課題 1. 中山道の文章のうち、「[ 守山 かたたやのえび天そば(2023」から「の雰囲気とマッチしています。」までのすべてを一字一句変えずに出力してください。
課題 2.
次の(a)〜(c)が中山道の文章の内容と合っているかを、それぞれ「はい」か「いいえ」で答えてください。各答えには、根拠となる文章中の語句をそのまま引用して添えてください。
(a) 今宿一里塚は、滋賀県内で唯一現存する一里塚である。
(b) 「かたたや」の建物は1831年に建てられたものである。
(c) かがみの里付近の国道8号には、広い歩道が整備されている。

抜粋本文.
^^^^^^^^^^^^^^^^

草津宿から守山宿にかけての中山道は、ほとんど幅が拡げられず両側に家屋が並んだところが多いようですが、滋賀ナンバーの車はスピードを落とすことなく走り抜けていきます。
途中に「綣(へそ)」「焔魔堂町(えんまどうちょう)」という面白い交差点名がありました。「綣」は栗東市内にあり、綣とは機織り機に装着する麻糸のことで、この地が産地だったため地名に残りました。「焔魔堂町」は守山市内の地名で、平安時代に閻魔大王像が十王寺に安置されたことに由来しています。
焔魔堂町を過ぎると、滋賀県内で唯一現存する今宿一里塚があります。塚に生えている榎は一度枯れたましたが、脇芽が成長し立派な樹形になっています。
今宿一里塚付近から守山宿が始まり、道の狭さに宿場の歴史が感じられますが、沿道の建物は多くは新しいものです。



[ 守山 かたたやのえび天そば(2023 02 10)]


守山宿の中ほどに、町家を改装した「かたたや」という蕎麦屋があります。お店のHPによると1831年築の建物を蕎麦屋に改装し、店内は古材の梁が堪能できる空間になっています。
テーブル席とカウンターが置かれ、スマホで注文できるお洒落なお店です。十割そばがウリの人気があるお店のようで、店に入った11時頃にはすでに食べ終えたお客さんもいました。えび天そばをいただきましたが、そばと揚げたての天ぷらは彩のよい器にきれいに盛り付けられ、店内の雰囲気とマッチしています。
外から見ると二階は縦格子と漆喰で塗り込められた虫籠窓があり、街道沿いの町家の雰囲気を出しています。
お値段もリーズナブルで、お勧めできるお店でした。
「かたたや」よりも東側の中山道沿いには町家がいくつか残っていますが、点在しているので宿場らしい景観を造り出すには不足しているようでした。



[ 守山 本陣跡(2023 02 10)]


守山宿から武佐宿へ向かう途中に間宿である鏡の宿があり、近くに道の駅「竜王 かがみの里」があります。かがみの里は源義経が元服した地と言われ、義経が宿泊した跡地を示す石碑も立っています。
かがみの里付近の旧・中山道は拡げられて国道8号になっていますが、交通量が多いにもかかわらず歩道がなく、あっても人ひとりが歩くのがやっとの幅しかないので、歩いて見学するのは厳しい環境です。

^^^^^^^^^^^^^^^^

提供資料.
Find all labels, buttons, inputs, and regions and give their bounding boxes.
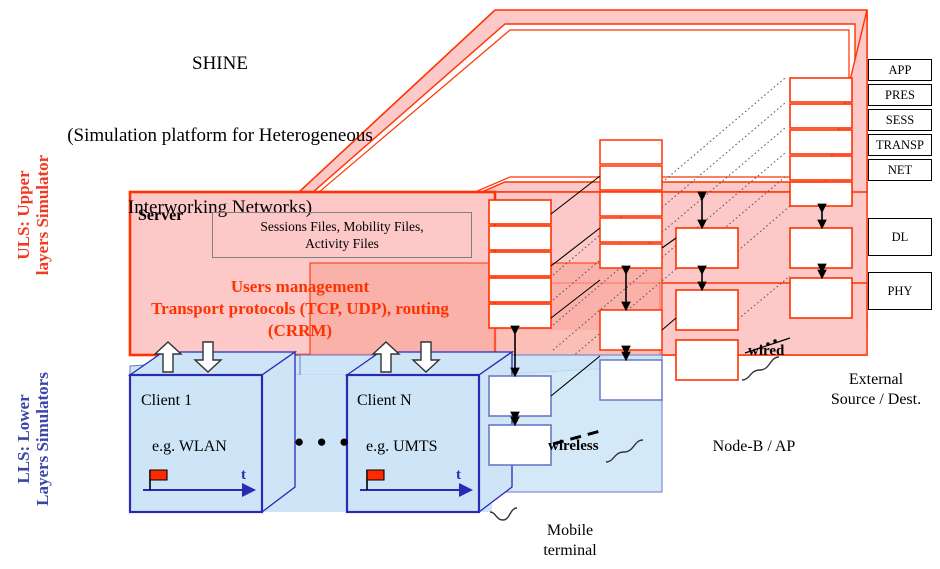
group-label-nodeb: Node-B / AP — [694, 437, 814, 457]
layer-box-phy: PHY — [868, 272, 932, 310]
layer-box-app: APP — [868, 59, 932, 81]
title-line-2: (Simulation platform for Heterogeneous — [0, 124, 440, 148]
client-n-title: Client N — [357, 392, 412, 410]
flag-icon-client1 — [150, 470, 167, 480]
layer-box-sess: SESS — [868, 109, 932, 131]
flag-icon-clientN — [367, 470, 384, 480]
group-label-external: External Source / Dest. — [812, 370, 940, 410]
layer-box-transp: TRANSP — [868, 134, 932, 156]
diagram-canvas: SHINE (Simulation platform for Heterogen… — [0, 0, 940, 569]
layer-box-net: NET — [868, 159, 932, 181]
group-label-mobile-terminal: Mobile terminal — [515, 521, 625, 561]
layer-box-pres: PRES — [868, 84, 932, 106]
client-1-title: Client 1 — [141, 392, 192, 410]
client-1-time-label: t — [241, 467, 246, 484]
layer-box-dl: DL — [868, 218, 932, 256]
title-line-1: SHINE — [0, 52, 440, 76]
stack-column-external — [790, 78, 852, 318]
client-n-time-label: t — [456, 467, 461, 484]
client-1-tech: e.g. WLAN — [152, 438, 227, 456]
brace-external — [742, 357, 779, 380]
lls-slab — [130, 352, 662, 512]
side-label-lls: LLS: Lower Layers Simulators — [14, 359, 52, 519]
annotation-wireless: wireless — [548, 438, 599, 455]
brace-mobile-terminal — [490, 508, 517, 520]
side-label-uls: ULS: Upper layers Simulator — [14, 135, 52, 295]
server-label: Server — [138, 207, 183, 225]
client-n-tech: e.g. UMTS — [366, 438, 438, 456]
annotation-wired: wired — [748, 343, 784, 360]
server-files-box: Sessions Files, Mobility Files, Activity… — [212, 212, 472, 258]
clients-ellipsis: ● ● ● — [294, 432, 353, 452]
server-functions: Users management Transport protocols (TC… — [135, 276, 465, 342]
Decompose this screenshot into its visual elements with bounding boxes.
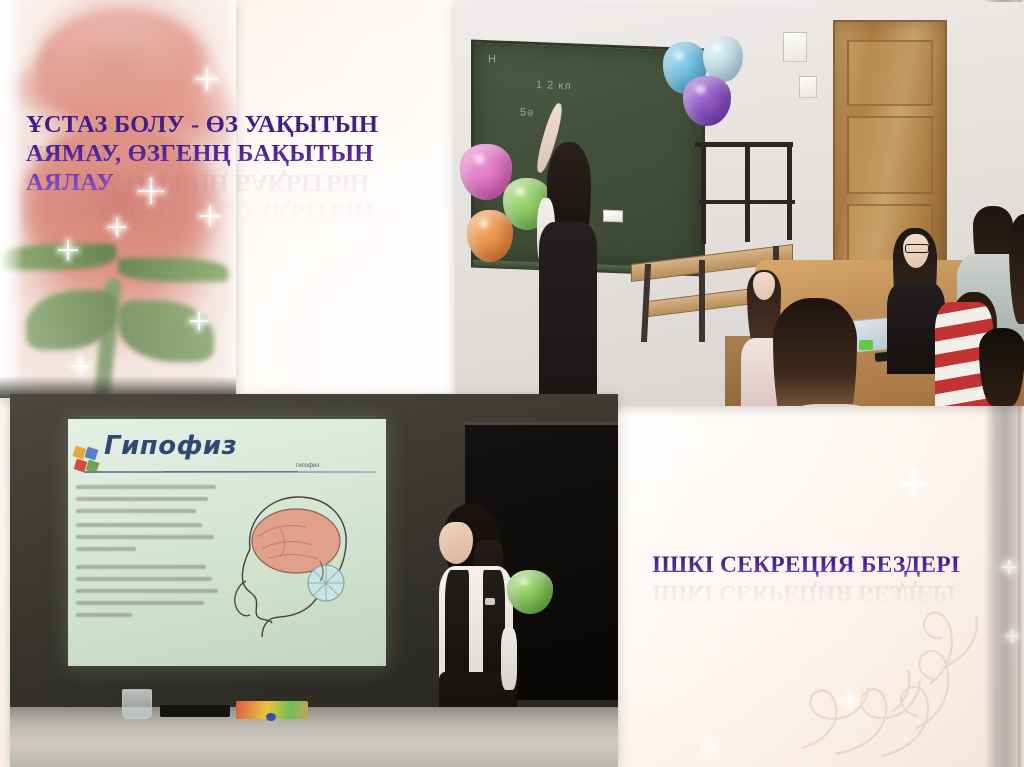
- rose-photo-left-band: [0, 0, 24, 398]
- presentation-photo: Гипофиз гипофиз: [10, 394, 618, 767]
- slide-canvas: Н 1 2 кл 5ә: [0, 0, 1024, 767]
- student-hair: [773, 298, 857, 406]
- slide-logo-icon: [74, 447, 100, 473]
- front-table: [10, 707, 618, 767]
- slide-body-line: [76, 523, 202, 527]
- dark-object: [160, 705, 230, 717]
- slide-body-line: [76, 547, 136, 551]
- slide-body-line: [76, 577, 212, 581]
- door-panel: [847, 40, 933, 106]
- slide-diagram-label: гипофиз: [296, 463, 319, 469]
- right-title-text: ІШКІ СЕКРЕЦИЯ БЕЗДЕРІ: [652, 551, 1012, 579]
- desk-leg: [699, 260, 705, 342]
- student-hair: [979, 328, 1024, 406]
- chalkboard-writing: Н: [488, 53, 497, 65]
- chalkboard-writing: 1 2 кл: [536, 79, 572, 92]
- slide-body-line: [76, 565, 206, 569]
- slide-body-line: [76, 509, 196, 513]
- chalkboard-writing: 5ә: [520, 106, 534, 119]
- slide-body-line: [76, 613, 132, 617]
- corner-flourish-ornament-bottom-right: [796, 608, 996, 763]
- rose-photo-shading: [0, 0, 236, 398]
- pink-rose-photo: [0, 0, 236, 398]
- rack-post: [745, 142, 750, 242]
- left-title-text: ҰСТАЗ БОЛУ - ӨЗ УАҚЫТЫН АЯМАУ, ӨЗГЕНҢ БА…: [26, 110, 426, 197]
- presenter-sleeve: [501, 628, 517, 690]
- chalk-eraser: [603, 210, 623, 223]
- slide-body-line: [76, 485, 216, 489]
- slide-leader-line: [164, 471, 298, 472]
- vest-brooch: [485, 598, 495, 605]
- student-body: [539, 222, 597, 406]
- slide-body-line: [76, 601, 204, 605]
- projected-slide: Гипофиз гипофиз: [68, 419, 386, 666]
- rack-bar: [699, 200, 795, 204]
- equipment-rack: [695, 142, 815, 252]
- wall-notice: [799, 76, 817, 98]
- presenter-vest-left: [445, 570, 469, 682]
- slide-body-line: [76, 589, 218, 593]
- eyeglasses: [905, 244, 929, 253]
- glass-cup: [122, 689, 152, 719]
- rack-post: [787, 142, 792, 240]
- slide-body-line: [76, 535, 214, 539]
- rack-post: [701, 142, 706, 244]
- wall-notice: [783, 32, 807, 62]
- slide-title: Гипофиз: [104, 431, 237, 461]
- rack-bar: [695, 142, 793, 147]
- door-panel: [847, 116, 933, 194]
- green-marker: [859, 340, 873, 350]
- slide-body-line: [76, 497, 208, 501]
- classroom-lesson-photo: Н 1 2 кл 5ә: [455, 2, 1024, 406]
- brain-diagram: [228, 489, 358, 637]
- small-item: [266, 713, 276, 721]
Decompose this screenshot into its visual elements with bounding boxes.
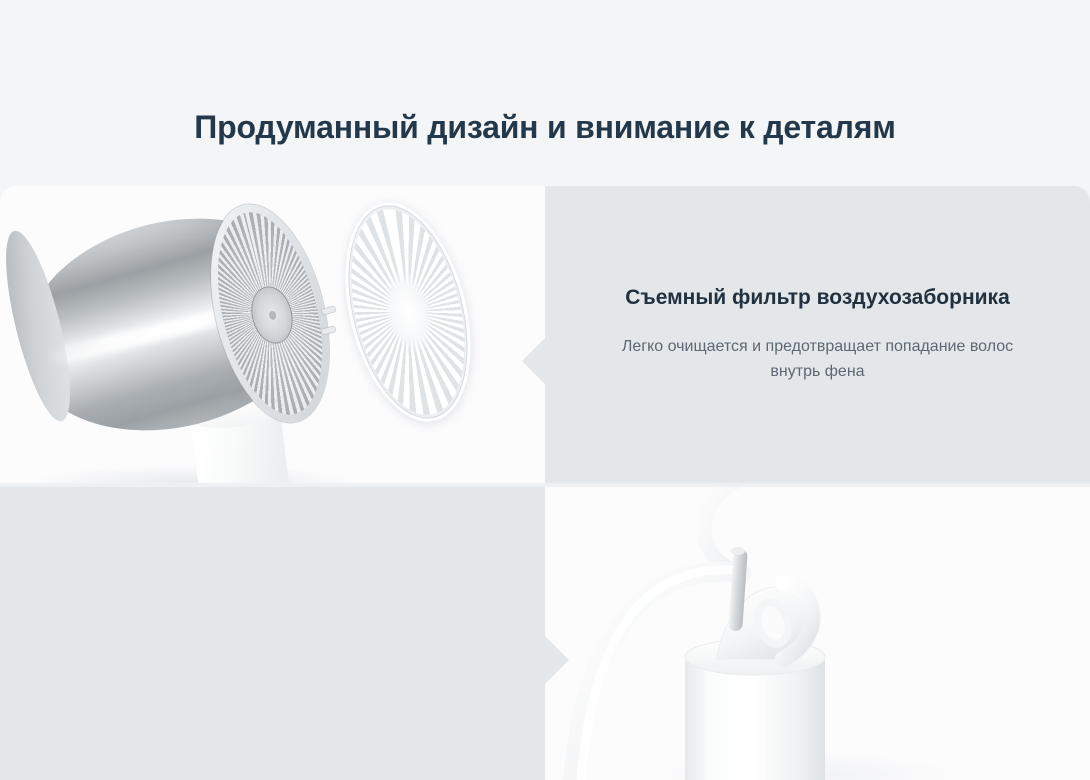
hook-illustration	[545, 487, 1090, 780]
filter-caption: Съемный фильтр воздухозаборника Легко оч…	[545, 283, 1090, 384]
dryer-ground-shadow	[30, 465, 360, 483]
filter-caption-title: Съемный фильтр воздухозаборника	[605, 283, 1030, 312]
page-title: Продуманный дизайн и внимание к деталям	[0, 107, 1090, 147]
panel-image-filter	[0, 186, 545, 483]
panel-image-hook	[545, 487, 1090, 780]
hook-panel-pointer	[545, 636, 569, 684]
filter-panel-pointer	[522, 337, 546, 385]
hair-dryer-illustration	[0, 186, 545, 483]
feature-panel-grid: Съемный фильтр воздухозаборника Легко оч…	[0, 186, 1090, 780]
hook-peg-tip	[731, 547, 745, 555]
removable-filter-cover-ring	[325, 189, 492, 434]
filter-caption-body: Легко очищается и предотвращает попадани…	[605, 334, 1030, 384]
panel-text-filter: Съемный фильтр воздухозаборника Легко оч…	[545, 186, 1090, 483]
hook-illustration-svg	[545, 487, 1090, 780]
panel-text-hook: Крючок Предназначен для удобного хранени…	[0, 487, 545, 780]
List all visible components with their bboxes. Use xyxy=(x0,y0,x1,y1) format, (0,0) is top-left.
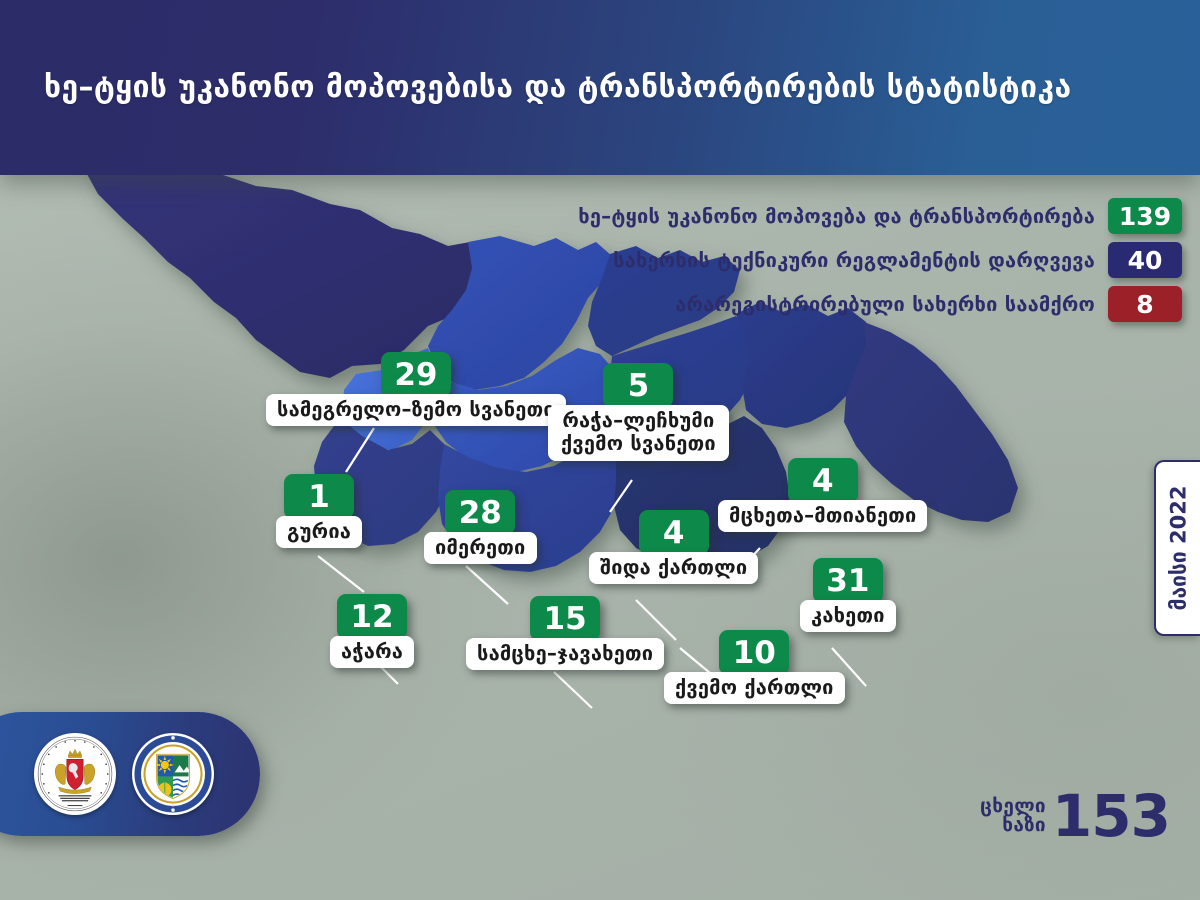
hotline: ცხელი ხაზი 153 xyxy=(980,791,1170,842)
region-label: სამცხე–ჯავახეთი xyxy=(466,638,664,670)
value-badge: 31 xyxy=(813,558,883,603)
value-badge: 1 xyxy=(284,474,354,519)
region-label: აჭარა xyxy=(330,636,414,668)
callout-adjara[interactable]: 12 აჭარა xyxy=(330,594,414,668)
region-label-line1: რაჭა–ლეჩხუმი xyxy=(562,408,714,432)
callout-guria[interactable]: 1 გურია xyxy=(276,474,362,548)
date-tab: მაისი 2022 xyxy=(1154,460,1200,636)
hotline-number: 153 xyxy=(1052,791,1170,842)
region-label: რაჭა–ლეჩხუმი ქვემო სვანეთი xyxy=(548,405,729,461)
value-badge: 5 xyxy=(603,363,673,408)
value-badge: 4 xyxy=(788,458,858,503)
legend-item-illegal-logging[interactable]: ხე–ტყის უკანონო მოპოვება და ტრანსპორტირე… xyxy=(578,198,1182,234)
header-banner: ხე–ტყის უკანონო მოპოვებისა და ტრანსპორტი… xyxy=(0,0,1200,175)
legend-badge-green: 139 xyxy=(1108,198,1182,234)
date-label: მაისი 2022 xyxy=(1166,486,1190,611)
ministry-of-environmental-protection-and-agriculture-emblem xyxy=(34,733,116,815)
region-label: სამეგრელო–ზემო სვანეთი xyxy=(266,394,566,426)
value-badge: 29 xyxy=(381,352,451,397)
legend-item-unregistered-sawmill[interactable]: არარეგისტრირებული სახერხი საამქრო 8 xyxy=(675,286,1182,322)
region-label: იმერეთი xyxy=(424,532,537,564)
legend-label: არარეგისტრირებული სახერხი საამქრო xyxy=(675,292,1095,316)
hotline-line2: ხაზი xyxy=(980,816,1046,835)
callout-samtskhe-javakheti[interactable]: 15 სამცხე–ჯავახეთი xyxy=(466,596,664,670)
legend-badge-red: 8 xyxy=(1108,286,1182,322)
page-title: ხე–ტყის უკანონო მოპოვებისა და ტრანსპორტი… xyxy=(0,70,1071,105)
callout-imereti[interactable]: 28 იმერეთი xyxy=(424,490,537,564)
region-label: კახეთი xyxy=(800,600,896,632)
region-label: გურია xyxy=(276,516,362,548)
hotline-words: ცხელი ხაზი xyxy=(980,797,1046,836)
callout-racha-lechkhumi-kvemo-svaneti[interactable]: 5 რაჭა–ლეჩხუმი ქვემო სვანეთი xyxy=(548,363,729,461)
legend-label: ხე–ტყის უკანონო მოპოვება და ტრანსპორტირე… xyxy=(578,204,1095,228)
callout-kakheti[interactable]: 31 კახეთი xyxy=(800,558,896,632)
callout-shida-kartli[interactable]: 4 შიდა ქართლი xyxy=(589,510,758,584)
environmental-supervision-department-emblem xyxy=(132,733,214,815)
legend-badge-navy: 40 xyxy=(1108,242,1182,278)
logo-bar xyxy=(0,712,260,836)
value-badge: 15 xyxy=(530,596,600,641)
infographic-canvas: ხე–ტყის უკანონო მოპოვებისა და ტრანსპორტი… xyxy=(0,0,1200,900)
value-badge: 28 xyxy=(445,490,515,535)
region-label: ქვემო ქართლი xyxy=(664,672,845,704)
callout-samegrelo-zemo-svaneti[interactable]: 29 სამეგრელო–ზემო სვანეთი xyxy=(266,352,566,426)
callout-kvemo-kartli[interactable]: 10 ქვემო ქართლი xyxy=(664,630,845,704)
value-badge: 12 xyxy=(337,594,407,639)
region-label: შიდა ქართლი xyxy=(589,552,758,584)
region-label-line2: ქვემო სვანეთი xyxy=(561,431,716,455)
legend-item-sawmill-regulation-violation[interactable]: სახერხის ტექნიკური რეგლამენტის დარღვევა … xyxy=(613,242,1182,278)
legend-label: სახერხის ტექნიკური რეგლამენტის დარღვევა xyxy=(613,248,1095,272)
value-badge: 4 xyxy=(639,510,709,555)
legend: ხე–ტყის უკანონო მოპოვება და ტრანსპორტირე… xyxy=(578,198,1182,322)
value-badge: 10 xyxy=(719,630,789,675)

^^^^^^^^^^^^^^^^

解答 1.
[ 守山 かたたやのえび天そば(2023 02 10)]


守山宿の中ほどに、町家を改装した「かたたや」という蕎麦屋があります。お店のHPによると1831年築の建物を蕎麦屋に改装し、店内は古材の梁が堪能できる空間になっています。
テーブル席とカウンターが置かれ、スマホで注文できるお洒落なお店です。十割そばがウリの人気があるお店のようで、店に入った11時頃にはすでに食べ終えたお客さんもいました。えび天そばをいただきましたが、そばと揚げたての天ぷらは彩のよい器にきれいに盛り付けられ、店内の雰囲気とマッチしています。

解答 2.
(a) はい。「滋賀県内で唯一現存する今宿一里塚があります」
(b) はい。「1831年築の建物を蕎麦屋に改装し」
(c) いいえ。「歩道がなく、あっても人ひとりが歩くのがやっとの幅しかない」